**Written instruction**. Your task is to gather the lines below that hold the string "ПШЕНИЧНЫЙ".
++++ Dataset extract ++++
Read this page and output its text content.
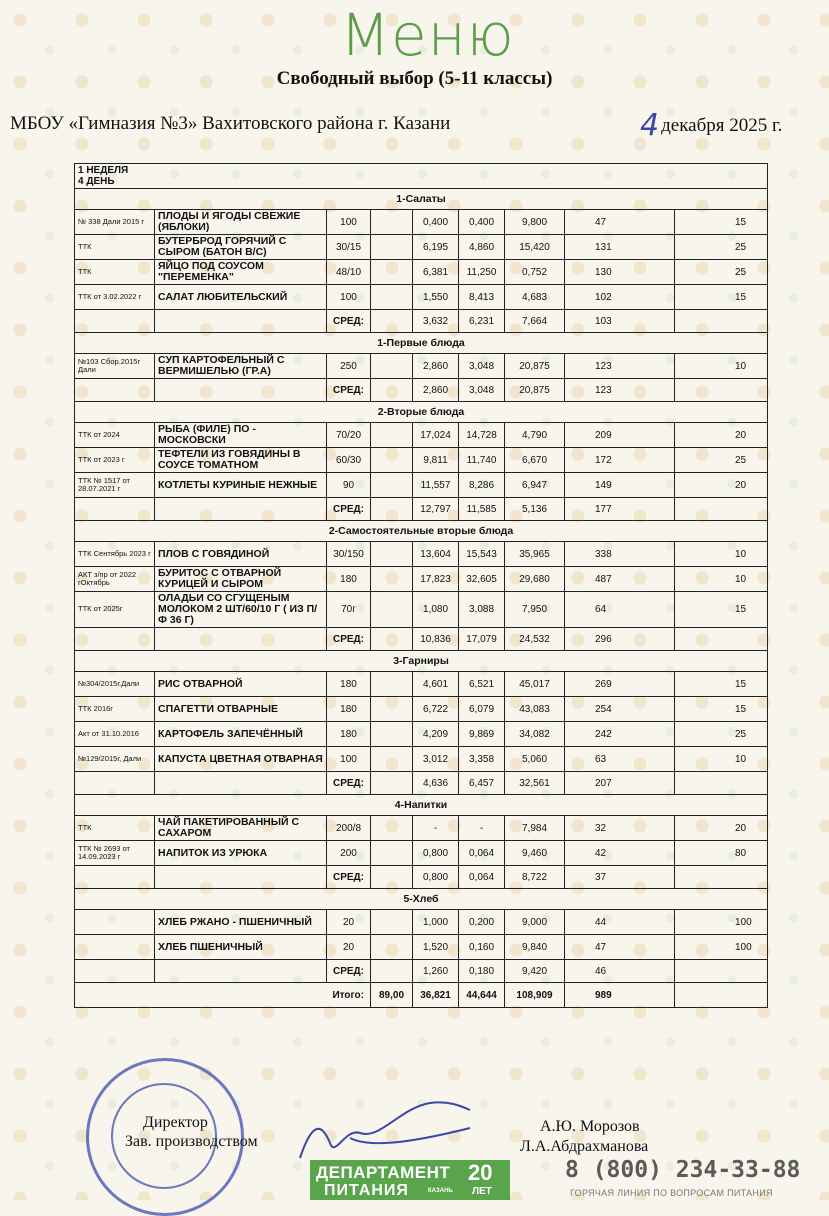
Меню
Свободный выбор (5-11 классы)
МБОУ «Гимназия №3» Вахитовского района г. Казани	4 декабря 2025 г.
1 НЕДЕЛЯ
4 ДЕНЬ								

1-Салаты								
№ 338 Дали 2015 г	ПЛОДЫ И ЯГОДЫ СВЕЖИЕ (ЯБЛОКИ)	100		0,400	0,400	9,800	47	15
ТТК	БУТЕРБРОД ГОРЯЧИЙ С СЫРОМ (БАТОН В/С)	30/15		6,195	4,860	15,420	131	25
ТТК	ЯЙЦО ПОД СОУСОМ "ПЕРЕМЕНКА"	48/10		6,381	11,250	0,752	130	25
ТТК от 3.02.2022 г	САЛАТ ЛЮБИТЕЛЬСКИЙ	100		1,550	8,413	4,683	102	15
		СРЕД:		3,632	6,231	7,664	103	
1-Первые блюда								
№103 Сбор.2015г Дали	СУП КАРТОФЕЛЬНЫЙ С ВЕРМИШЕЛЬЮ (ГР.А)	250		2,860	3,048	20,875	123	10
		СРЕД:		2,860	3,048	20,875	123	
2-Вторые блюда								
ТТК от 2024	РЫБА (ФИЛЕ) ПО - МОСКОВСКИ	70/20		17,024	14,728	4,790	209	20
ТТК от 2023 г	ТЕФТЕЛИ ИЗ ГОВЯДИНЫ В СОУСЕ ТОМАТНОМ	60/30		9,811	11,740	6,670	172	25
ТТК № 1517 от 28.07.2021 г	КОТЛЕТЫ КУРИНЫЕ НЕЖНЫЕ	90		11,557	8,286	6,947	149	20
		СРЕД:		12,797	11,585	5,136	177	
2-Самостоятельные вторые блюда								
ТТК Сентябрь 2023 г	ПЛОВ С ГОВЯДИНОЙ	30/150		13,604	15,543	35,965	338	10
АКТ з/пр от 2022 гОктябрь	БУРИТОС С ОТВАРНОЙ КУРИЦЕЙ И СЫРОМ	180		17,823	32,605	29,680	487	10
ТТК от 2025г	ОЛАДЬИ СО СГУЩЕНЫМ МОЛОКОМ 2 ШТ/60/10 Г ( ИЗ П/Ф 36 Г)	70г		1,080	3,088	7,950	64	15
		СРЕД:		10,836	17,079	24,532	296	
3-Гарниры								
№304/2015г.Дали	РИС ОТВАРНОЙ	180		4,601	6,521	45,017	269	15
ТТК 2016г	СПАГЕТТИ ОТВАРНЫЕ	180		6,722	6,079	43,083	254	15
Акт от 31.10.2016	КАРТОФЕЛЬ ЗАПЕЧЁННЫЙ	180		4,209	9,869	34,082	242	25
№129/2015г, Дали	КАПУСТА ЦВЕТНАЯ ОТВАРНАЯ	100		3,012	3,358	5,060	63	10
		СРЕД:		4,636	6,457	32,561	207	
4-Напитки								
ТТК	ЧАЙ ПАКЕТИРОВАННЫЙ С САХАРОМ	200/8		-	-	7,984	32	20
ТТК № 2693 от 14.09.2023 г	НАПИТОК ИЗ УРЮКА	200		0,800	0,064	9,460	42	80
		СРЕД:		0,800	0,064	8,722	37	
5-Хлеб								
	ХЛЕБ РЖАНО - ПШЕНИЧНЫЙ	20		1,000	0,200	9,000	44	100
	ХЛЕБ ПШЕНИЧНЫЙ	20		1,520	0,160	9,840	47	100
		СРЕД:		1,260	0,180	9,420	46	
Итого:			89,00	36,821	44,644	108,909	989	
Директор
Зав. производством
А.Ю. Морозов
Л.А.Абдрахманова
ДЕПАРТАМЕНТ
ПИТАНИЯ	КАЗАНЬ
20
ЛЕТ
8 (800) 234-33-88
ГОРЯЧАЯ ЛИНИЯ ПО ВОПРОСАМ ПИТАНИЯ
++++
**Completed task**.
	ХЛЕБ РЖАНО - ПШЕНИЧНЫЙ	20		1,000	0,200	9,000	44	100
	ХЛЕБ ПШЕНИЧНЫЙ	20		1,520	0,160	9,840	47	100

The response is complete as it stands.